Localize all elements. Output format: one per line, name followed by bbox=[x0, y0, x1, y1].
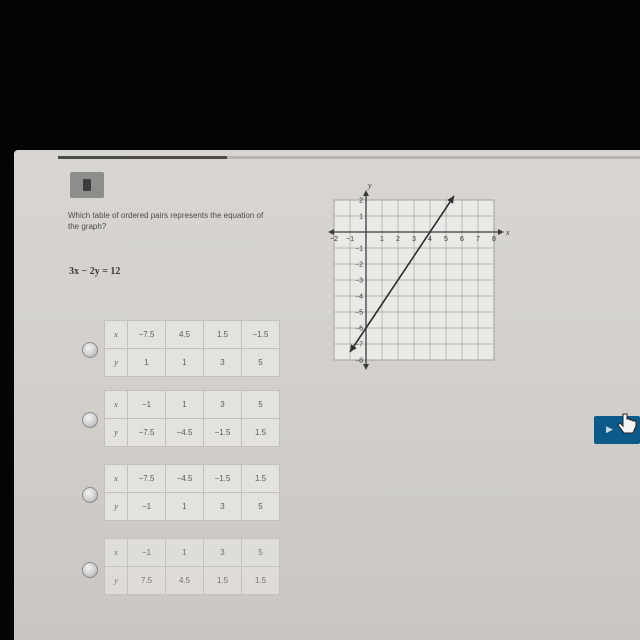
table-cell: 3 bbox=[204, 539, 242, 567]
table-cell: 5 bbox=[242, 349, 280, 377]
x-tick-label: 1 bbox=[380, 236, 384, 243]
x-header: x bbox=[105, 391, 128, 419]
table-row-x bbox=[105, 539, 280, 567]
y-axis-arrow bbox=[363, 364, 369, 370]
table-cell: 5 bbox=[242, 493, 280, 521]
table-cell: 7.5 bbox=[128, 567, 166, 595]
y-header: y bbox=[105, 419, 128, 447]
y-tick-label: 1 bbox=[359, 213, 363, 221]
y-tick-label: −1 bbox=[355, 245, 363, 253]
table-cell: 1 bbox=[166, 349, 204, 377]
y-axis-arrow bbox=[363, 190, 369, 196]
option-a-table bbox=[104, 320, 280, 377]
table-cell: 1.5 bbox=[242, 419, 280, 447]
progress-fill bbox=[58, 156, 227, 159]
option-c-table bbox=[104, 464, 280, 521]
table-cell: −1.5 bbox=[204, 419, 242, 447]
x-header: x bbox=[105, 539, 128, 567]
y-tick-label: −3 bbox=[355, 277, 363, 285]
table-cell: 5 bbox=[242, 391, 280, 419]
table-row-x bbox=[105, 321, 280, 349]
x-tick-label: 5 bbox=[444, 236, 448, 243]
table-cell: 4.5 bbox=[166, 567, 204, 595]
option-c-radio[interactable] bbox=[82, 487, 98, 503]
table-cell: 1.5 bbox=[204, 567, 242, 595]
equation: 3x − 2y = 12 bbox=[69, 266, 121, 277]
table-row-y bbox=[105, 493, 280, 521]
x-axis-label: x bbox=[506, 228, 510, 237]
y-tick-label: −5 bbox=[355, 309, 363, 317]
x-tick-label: 8 bbox=[492, 236, 496, 243]
option-a-radio[interactable] bbox=[82, 342, 98, 358]
table-cell: −1.5 bbox=[242, 321, 280, 349]
table-row-x bbox=[105, 465, 280, 493]
x-header: x bbox=[105, 321, 128, 349]
table-cell: 3 bbox=[204, 493, 242, 521]
x-tick-label: 2 bbox=[396, 236, 400, 243]
x-tick-label: −2 bbox=[330, 236, 338, 243]
x-axis-arrow bbox=[498, 229, 504, 235]
table-cell: 4.5 bbox=[166, 321, 204, 349]
coordinate-graph bbox=[314, 170, 524, 380]
table-cell: −7.5 bbox=[128, 419, 166, 447]
quiz-screen bbox=[14, 150, 640, 640]
y-header: y bbox=[105, 493, 128, 521]
question-text: Which table of ordered pairs represents the equation of the graph? bbox=[68, 211, 264, 231]
y-tick-label: 2 bbox=[359, 197, 363, 205]
table-cell: −1.5 bbox=[204, 465, 242, 493]
x-tick-label: −1 bbox=[346, 236, 354, 243]
table-cell: −7.5 bbox=[128, 321, 166, 349]
table-cell: 1 bbox=[166, 391, 204, 419]
option-b-table bbox=[104, 390, 280, 447]
table-row-x bbox=[105, 391, 280, 419]
y-axis-label: y bbox=[368, 181, 372, 190]
calculator-icon bbox=[83, 179, 91, 191]
x-tick-label: 4 bbox=[428, 236, 432, 243]
progress-bar bbox=[58, 156, 640, 159]
next-arrow-icon: ▶ bbox=[606, 424, 613, 434]
table-cell: 1.5 bbox=[204, 321, 242, 349]
table-cell: 3 bbox=[204, 391, 242, 419]
table-cell: −4.5 bbox=[166, 419, 204, 447]
y-tick-label: −8 bbox=[355, 357, 363, 365]
hand-cursor-icon bbox=[616, 412, 638, 438]
option-d-table bbox=[104, 538, 280, 595]
table-cell: 1 bbox=[166, 539, 204, 567]
y-tick-label: −6 bbox=[355, 325, 363, 333]
table-cell: −1 bbox=[128, 539, 166, 567]
table-cell: 1.5 bbox=[242, 465, 280, 493]
option-b-radio[interactable] bbox=[82, 412, 98, 428]
table-cell: −1 bbox=[128, 391, 166, 419]
x-header: x bbox=[105, 465, 128, 493]
y-tick-label: −7 bbox=[355, 341, 363, 349]
table-cell: 1 bbox=[166, 493, 204, 521]
x-tick-label: 3 bbox=[412, 236, 416, 243]
table-cell: −4.5 bbox=[166, 465, 204, 493]
calculator-button[interactable] bbox=[70, 172, 104, 198]
x-axis-arrow bbox=[328, 229, 334, 235]
y-header: y bbox=[105, 349, 128, 377]
y-header: y bbox=[105, 567, 128, 595]
table-row-y bbox=[105, 419, 280, 447]
table-cell: 1 bbox=[128, 349, 166, 377]
y-tick-label: −2 bbox=[355, 261, 363, 269]
x-tick-label: 7 bbox=[476, 236, 480, 243]
table-cell: −7.5 bbox=[128, 465, 166, 493]
table-cell: 5 bbox=[242, 539, 280, 567]
table-row-y bbox=[105, 349, 280, 377]
option-d-radio[interactable] bbox=[82, 562, 98, 578]
table-cell: −1 bbox=[128, 493, 166, 521]
x-tick-label: 6 bbox=[460, 236, 464, 243]
table-row-y bbox=[105, 567, 280, 595]
y-tick-label: −4 bbox=[355, 293, 363, 301]
table-cell: 1.5 bbox=[242, 567, 280, 595]
table-cell: 3 bbox=[204, 349, 242, 377]
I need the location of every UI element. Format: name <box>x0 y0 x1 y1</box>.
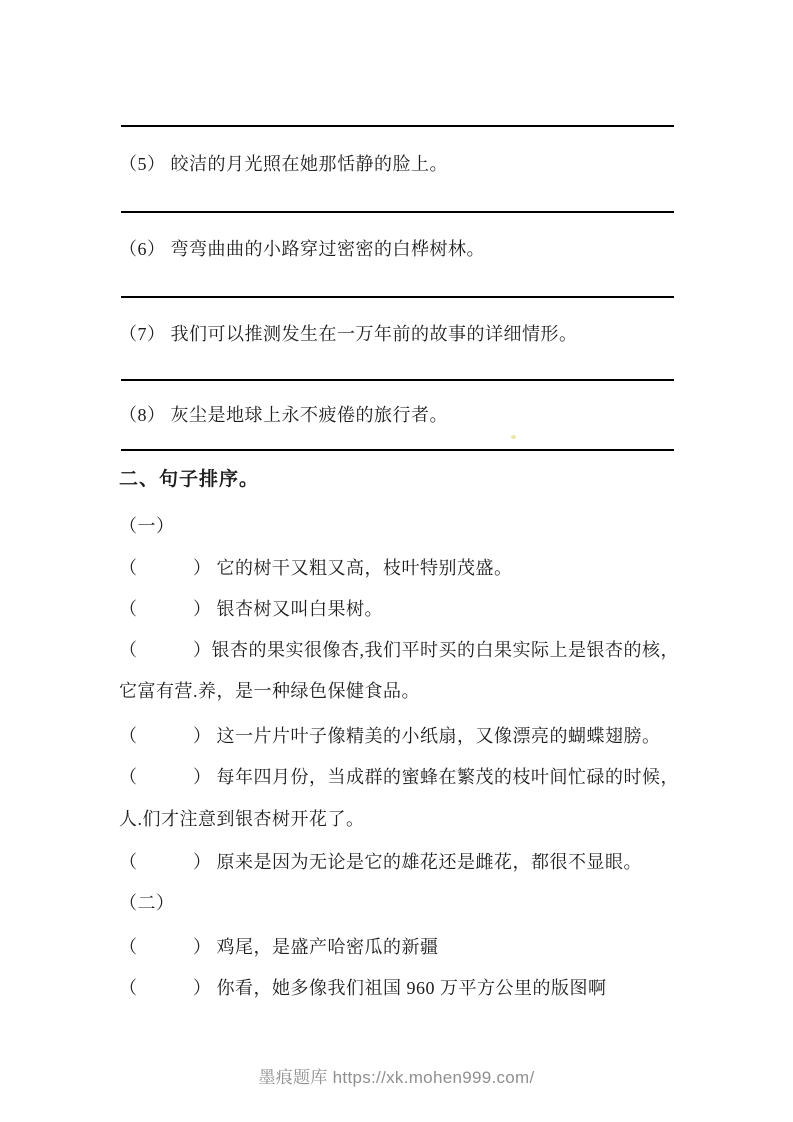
ordering-item: （ ） 原来是因为无论是它的雄花还是雌花，都很不显眼。 <box>119 852 642 872</box>
ordering-item: （ ）银杏的果实很像杏,我们平时买的白果实际上是银杏的核， <box>119 640 679 660</box>
group-two-label: （二） <box>119 893 175 913</box>
answer-line <box>121 211 674 213</box>
footer-link[interactable]: 墨痕题库 https://xk.mohen999.com/ <box>258 1068 535 1087</box>
sentence-item-5: （5） 皎洁的月光照在她那恬静的脸上。 <box>119 154 448 174</box>
answer-line <box>121 379 674 381</box>
ordering-item: （ ） 它的树干又粗又高，枝叶特别茂盛。 <box>119 558 513 578</box>
ordering-item-continuation: 人.们才注意到银杏树开花了。 <box>119 809 365 829</box>
sentence-item-8: （8） 灰尘是地球上永不疲倦的旅行者。 <box>119 405 448 425</box>
answer-line <box>121 449 674 451</box>
section-title: 二、句子排序。 <box>119 469 260 490</box>
answer-line <box>121 125 674 127</box>
ordering-item: （ ） 每年四月份，当成群的蜜蜂在繁茂的枝叶间忙碌的时候， <box>119 767 679 787</box>
group-one-label: （一） <box>119 516 175 536</box>
sentence-item-6: （6） 弯弯曲曲的小路穿过密密的白桦树林。 <box>119 239 485 259</box>
ordering-item: （ ） 鸡尾，是盛产哈密瓜的新疆 <box>119 937 439 957</box>
stain-mark <box>511 435 516 439</box>
sentence-item-7: （7） 我们可以推测发生在一万年前的故事的详细情形。 <box>119 324 578 344</box>
ordering-item: （ ） 银杏树又叫白果树。 <box>119 599 383 619</box>
footer <box>0 1065 793 1091</box>
ordering-item: （ ） 这一片片叶子像精美的小纸扇，又像漂亮的蝴蝶翅膀。 <box>119 726 661 746</box>
ordering-item: （ ） 你看，她多像我们祖国 960 万平方公里的版图啊 <box>119 978 607 998</box>
ordering-item-continuation: 它富有营.养，是一种绿色保健食品。 <box>119 681 420 701</box>
answer-line <box>121 296 674 298</box>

### To be done
Lay out every line from all the entries above as a Markdown table with two columns, Row for the row number and Text for the line. Leave out blank lines and the pictures.

### Answer to this exercise
| Row | Text |
|---|---|
| 1 | Localize all elements. Output format: one per line, name followed by bbox=[x0, y0, x1, y1]. |
| 2 | table-cell: 3 bbox=[204, 539, 242, 567] |
| 3 | table-cell: 5 bbox=[242, 349, 280, 377] |
| 4 | x-tick-label: 1 bbox=[380, 236, 384, 243] |
| 5 | x-header: x bbox=[105, 391, 128, 419] |
| 6 | table-row-x bbox=[105, 539, 280, 567] |
| 7 | y-axis-arrow bbox=[363, 364, 369, 370] |
| 8 | table-cell: 5 bbox=[242, 493, 280, 521] |
| 9 | table-cell: 7.5 bbox=[128, 567, 166, 595] |
| 10 | y-header: y bbox=[105, 419, 128, 447] |
| 11 | y-tick-label: 1 bbox=[359, 213, 363, 221] |
| 12 | y-tick-label: −1 bbox=[355, 245, 363, 253] |
| 13 | table-cell: 1 bbox=[166, 349, 204, 377] |
| 14 | y-axis-arrow bbox=[363, 190, 369, 196] |
| 15 | option-a-table bbox=[104, 320, 280, 377] |
| 16 | table-cell: 1.5 bbox=[242, 419, 280, 447] |
| 17 | progress-fill bbox=[58, 156, 227, 159] |
| 18 | option-c-table bbox=[104, 464, 280, 521] |
| 19 | table-cell: −1.5 bbox=[204, 419, 242, 447] |
| 20 | x-header: x bbox=[105, 539, 128, 567] |
| 21 | y-tick-label: −3 bbox=[355, 277, 363, 285] |
| 22 | table-cell: 5 bbox=[242, 391, 280, 419] |
| 23 | table-row-x bbox=[105, 321, 280, 349] |
| 24 | x-tick-label: 5 bbox=[444, 236, 448, 243] |
| 25 | table-cell: 4.5 bbox=[166, 567, 204, 595] |
| 26 | option-c-radio[interactable] bbox=[82, 487, 98, 503] |
| 27 | table-cell: 1.5 bbox=[204, 567, 242, 595] |
| 28 | equation: 3x − 2y = 12 bbox=[69, 266, 121, 277] |
| 29 | table-row-y bbox=[105, 493, 280, 521] |
| 30 | x-axis-label: x bbox=[506, 228, 510, 237] |
| 31 | y-tick-label: −5 bbox=[355, 309, 363, 317] |
| 32 | x-tick-label: 8 bbox=[492, 236, 496, 243] |
| 33 | option-a-radio[interactable] bbox=[82, 342, 98, 358] |
| 34 | table-cell: −1.5 bbox=[242, 321, 280, 349] |
| 35 | table-row-x bbox=[105, 465, 280, 493] |
| 36 | x-header: x bbox=[105, 321, 128, 349] |
| 37 | table-cell: 3 bbox=[204, 493, 242, 521] |
| 38 | x-tick-label: 2 bbox=[396, 236, 400, 243] |
| 39 | x-tick-label: −2 bbox=[330, 236, 338, 243] |
| 40 | x-axis-arrow bbox=[498, 229, 504, 235] |
| 41 | table-cell: 4.5 bbox=[166, 321, 204, 349] |
| 42 | coordinate-graph bbox=[314, 170, 524, 380] |
| 43 | table-cell: −7.5 bbox=[128, 419, 166, 447] |
| 44 | quiz-screen bbox=[14, 150, 640, 640] |
| 45 | y-header: y bbox=[105, 493, 128, 521] |
| 46 | question-text: Which table of ordered pairs represents the equation of the graph? bbox=[68, 211, 264, 231] |
| 47 | y-tick-label: 2 bbox=[359, 197, 363, 205] |
| 48 | table-cell: −1.5 bbox=[204, 465, 242, 493] |
| 49 | x-tick-label: −1 bbox=[346, 236, 354, 243] |
| 50 | table-cell: −7.5 bbox=[128, 321, 166, 349] |
| 51 | table-cell: 1 bbox=[166, 391, 204, 419] |
| 52 | option-b-table bbox=[104, 390, 280, 447] |
| 53 | table-row-x bbox=[105, 391, 280, 419] |
| 54 | y-axis-label: y bbox=[368, 181, 372, 190] |
| 55 | calculator-icon bbox=[83, 179, 91, 191] |
| 56 | x-tick-label: 4 bbox=[428, 236, 432, 243] |
| 57 | progress-bar bbox=[58, 156, 640, 159] |
| 58 | next-arrow-icon: ▶ bbox=[606, 424, 613, 434] |
| 59 | table-cell: 1.5 bbox=[204, 321, 242, 349] |
| 60 | table-cell: 3 bbox=[204, 391, 242, 419] |
| 61 | table-cell: −4.5 bbox=[166, 419, 204, 447] |
| 62 | y-tick-label: −8 bbox=[355, 357, 363, 365] |
| 63 | hand-cursor-icon bbox=[616, 412, 638, 438] |
| 64 | option-d-table bbox=[104, 538, 280, 595] |
| 65 | table-cell: 1 bbox=[166, 539, 204, 567] |
| 66 | y-tick-label: −6 bbox=[355, 325, 363, 333] |
| 67 | table-cell: −1 bbox=[128, 539, 166, 567] |
| 68 | table-cell: 1.5 bbox=[242, 465, 280, 493] |
| 69 | option-b-radio[interactable] bbox=[82, 412, 98, 428] |
| 70 | table-cell: −1 bbox=[128, 391, 166, 419] |
| 71 | x-header: x bbox=[105, 465, 128, 493] |
| 72 | y-tick-label: −7 bbox=[355, 341, 363, 349] |
| 73 | table-cell: 1 bbox=[166, 493, 204, 521] |
| 74 | x-tick-label: 3 bbox=[412, 236, 416, 243] |
| 75 | table-cell: −4.5 bbox=[166, 465, 204, 493] |
| 76 | calculator-button[interactable] bbox=[70, 172, 104, 198] |
| 77 | x-axis-arrow bbox=[328, 229, 334, 235] |
| 78 | y-header: y bbox=[105, 349, 128, 377] |
| 79 | y-header: y bbox=[105, 567, 128, 595] |
| 80 | table-row-y bbox=[105, 419, 280, 447] |
| 81 | table-cell: 1 bbox=[128, 349, 166, 377] |
| 82 | y-tick-label: −2 bbox=[355, 261, 363, 269] |
| 83 | x-tick-label: 7 bbox=[476, 236, 480, 243] |
| 84 | table-cell: −7.5 bbox=[128, 465, 166, 493] |
| 85 | table-cell: 5 bbox=[242, 539, 280, 567] |
| 86 | table-row-y bbox=[105, 349, 280, 377] |
| 87 | option-d-radio[interactable] bbox=[82, 562, 98, 578] |
| 88 | table-cell: −1 bbox=[128, 493, 166, 521] |
| 89 | x-tick-label: 6 bbox=[460, 236, 464, 243] |
| 90 | table-row-y bbox=[105, 567, 280, 595] |
| 91 | y-tick-label: −4 bbox=[355, 293, 363, 301] |
| 92 | table-cell: 1.5 bbox=[242, 567, 280, 595] |
| 93 | table-cell: 3 bbox=[204, 349, 242, 377] |
| 94 | I need the location of every UI element. Format: name <box>x0 y0 x1 y1</box>. |
| 95 | ordering-item: （ ） 原来是因为无论是它的雄花还是雌花，都很不显眼。 <box>119 852 642 872</box> |
| 96 | ordering-item: （ ）银杏的果实很像杏,我们平时买的白果实际上是银杏的核， <box>119 640 679 660</box> |
| 97 | group-two-label: （二） <box>119 893 175 913</box> |
| 98 | answer-line <box>121 211 674 213</box> |
| 99 | footer-link[interactable]: 墨痕题库 https://xk.mohen999.com/ <box>258 1068 535 1087</box> |
| 100 | sentence-item-5: （5） 皎洁的月光照在她那恬静的脸上。 <box>119 154 448 174</box> |
| 101 | answer-line <box>121 379 674 381</box> |
| 102 | ordering-item: （ ） 它的树干又粗又高，枝叶特别茂盛。 <box>119 558 513 578</box> |
| 103 | ordering-item-continuation: 人.们才注意到银杏树开花了。 <box>119 809 365 829</box> |
| 104 | sentence-item-8: （8） 灰尘是地球上永不疲倦的旅行者。 <box>119 405 448 425</box> |
| 105 | answer-line <box>121 449 674 451</box> |
| 106 | section-title: 二、句子排序。 <box>119 469 260 490</box> |
| 107 | answer-line <box>121 125 674 127</box> |
| 108 | ordering-item: （ ） 每年四月份，当成群的蜜蜂在繁茂的枝叶间忙碌的时候， <box>119 767 679 787</box> |
| 109 | group-one-label: （一） <box>119 516 175 536</box> |
| 110 | sentence-item-6: （6） 弯弯曲曲的小路穿过密密的白桦树林。 <box>119 239 485 259</box> |
| 111 | ordering-item: （ ） 鸡尾，是盛产哈密瓜的新疆 <box>119 937 439 957</box> |
| 112 | stain-mark <box>511 435 516 439</box> |
| 113 | sentence-item-7: （7） 我们可以推测发生在一万年前的故事的详细情形。 <box>119 324 578 344</box> |
| 114 | ordering-item: （ ） 银杏树又叫白果树。 <box>119 599 383 619</box> |
| 115 | footer <box>0 1065 793 1091</box> |
| 116 | ordering-item: （ ） 这一片片叶子像精美的小纸扇，又像漂亮的蝴蝶翅膀。 <box>119 726 661 746</box> |
| 117 | ordering-item: （ ） 你看，她多像我们祖国 960 万平方公里的版图啊 <box>119 978 607 998</box> |
| 118 | ordering-item-continuation: 它富有营.养，是一种绿色保健食品。 <box>119 681 420 701</box> |
| 119 | answer-line <box>121 296 674 298</box> |